_DESCRIPTION OF THE TASK_: Copy out all the entries word for word.

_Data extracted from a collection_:
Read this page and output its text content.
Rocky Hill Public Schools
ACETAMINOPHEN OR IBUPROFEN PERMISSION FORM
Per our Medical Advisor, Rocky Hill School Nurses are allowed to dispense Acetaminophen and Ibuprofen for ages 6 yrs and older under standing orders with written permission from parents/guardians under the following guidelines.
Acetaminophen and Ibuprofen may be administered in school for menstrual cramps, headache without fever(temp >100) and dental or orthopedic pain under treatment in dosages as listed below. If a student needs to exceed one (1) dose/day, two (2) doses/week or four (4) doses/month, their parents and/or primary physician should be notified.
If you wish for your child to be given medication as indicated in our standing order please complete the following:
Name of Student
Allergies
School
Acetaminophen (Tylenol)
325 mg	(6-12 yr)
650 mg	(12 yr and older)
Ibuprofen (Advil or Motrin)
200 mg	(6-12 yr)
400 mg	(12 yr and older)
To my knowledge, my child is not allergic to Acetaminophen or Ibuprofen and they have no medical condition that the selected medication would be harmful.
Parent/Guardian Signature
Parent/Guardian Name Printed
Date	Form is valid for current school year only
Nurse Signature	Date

_EXERCISE RESULT_:
Read this page and output its text content.
Rocky Hill Public Schools
ACETAMINOPHEN OR IBUPROFEN PERMISSION FORM
Per our Medical Advisor, Rocky Hill School Nurses are allowed to dispense Acetaminophen and Ibuprofen for ages 6 yrs and older under standing orders with written permission from parents/guardians under the following guidelines.
Acetaminophen and Ibuprofen may be administered in school for menstrual cramps, headache without fever(temp >100) and dental or orthopedic pain under treatment in dosages as listed below. If a student needs to exceed one (1) dose/day, two (2) doses/week or four (4) doses/month, their parents and/or primary physician should be notified.
If you wish for your child to be given medication as indicated in our standing order please complete the following:
Name of Student
Allergies
School
Acetaminophen (Tylenol)
325 mg	(6-12 yr)
650 mg	(12 yr and older)
Ibuprofen (Advil or Motrin)
200 mg	(6-12 yr)
400 mg	(12 yr and older)
To my knowledge, my child is not allergic to Acetaminophen or Ibuprofen and they have no medical condition that the selected medication would be harmful.
Parent/Guardian Signature
Parent/Guardian Name Printed
Date	Form is valid for current school year only
Nurse Signature	Date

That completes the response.